- **Short problem**: Find out how many lines of the material contain the string "results" and give only that figure.

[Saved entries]

══════

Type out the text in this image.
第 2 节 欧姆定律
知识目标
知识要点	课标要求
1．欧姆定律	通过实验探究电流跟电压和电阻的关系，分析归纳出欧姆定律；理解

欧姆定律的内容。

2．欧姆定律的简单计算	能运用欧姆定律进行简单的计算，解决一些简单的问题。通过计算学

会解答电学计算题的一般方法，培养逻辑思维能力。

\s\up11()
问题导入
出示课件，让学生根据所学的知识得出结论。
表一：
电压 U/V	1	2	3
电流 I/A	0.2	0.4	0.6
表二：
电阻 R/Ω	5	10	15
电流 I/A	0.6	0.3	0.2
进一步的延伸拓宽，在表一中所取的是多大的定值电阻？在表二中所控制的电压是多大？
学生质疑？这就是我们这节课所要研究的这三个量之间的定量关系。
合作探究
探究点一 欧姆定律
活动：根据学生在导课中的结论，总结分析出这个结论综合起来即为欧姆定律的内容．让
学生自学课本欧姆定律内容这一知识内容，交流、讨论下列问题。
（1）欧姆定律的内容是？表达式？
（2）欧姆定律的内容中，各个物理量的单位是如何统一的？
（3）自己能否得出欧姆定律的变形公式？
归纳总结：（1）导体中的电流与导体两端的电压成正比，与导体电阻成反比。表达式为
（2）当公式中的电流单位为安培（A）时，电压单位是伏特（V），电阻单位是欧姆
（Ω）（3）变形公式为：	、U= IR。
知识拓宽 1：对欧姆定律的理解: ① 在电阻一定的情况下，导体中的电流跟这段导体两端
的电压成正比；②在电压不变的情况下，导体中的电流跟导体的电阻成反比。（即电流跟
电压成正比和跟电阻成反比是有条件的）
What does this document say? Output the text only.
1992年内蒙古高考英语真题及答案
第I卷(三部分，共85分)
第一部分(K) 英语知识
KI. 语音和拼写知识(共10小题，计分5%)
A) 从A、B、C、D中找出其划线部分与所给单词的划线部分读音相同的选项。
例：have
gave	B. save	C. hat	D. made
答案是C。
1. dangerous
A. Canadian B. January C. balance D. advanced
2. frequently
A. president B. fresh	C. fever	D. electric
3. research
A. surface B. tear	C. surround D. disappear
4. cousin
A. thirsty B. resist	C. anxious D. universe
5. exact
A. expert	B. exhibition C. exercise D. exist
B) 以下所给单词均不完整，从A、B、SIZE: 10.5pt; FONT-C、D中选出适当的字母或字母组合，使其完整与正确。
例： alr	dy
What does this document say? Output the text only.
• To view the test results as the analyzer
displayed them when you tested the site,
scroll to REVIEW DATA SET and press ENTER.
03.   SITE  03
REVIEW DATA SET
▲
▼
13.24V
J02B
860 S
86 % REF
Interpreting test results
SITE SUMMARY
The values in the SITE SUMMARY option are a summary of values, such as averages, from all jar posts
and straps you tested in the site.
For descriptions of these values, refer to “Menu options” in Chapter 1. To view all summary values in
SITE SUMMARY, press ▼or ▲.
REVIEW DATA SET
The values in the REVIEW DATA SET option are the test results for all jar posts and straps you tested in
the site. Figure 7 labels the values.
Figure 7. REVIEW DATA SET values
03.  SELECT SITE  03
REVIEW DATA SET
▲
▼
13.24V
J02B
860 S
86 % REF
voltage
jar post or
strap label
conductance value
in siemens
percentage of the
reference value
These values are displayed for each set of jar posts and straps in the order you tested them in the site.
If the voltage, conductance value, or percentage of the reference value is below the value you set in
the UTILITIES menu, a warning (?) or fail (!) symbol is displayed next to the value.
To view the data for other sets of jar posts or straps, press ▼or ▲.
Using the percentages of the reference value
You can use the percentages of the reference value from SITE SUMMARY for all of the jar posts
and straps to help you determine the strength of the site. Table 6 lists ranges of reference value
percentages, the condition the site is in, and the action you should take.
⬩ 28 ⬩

══════

- **Result**: 3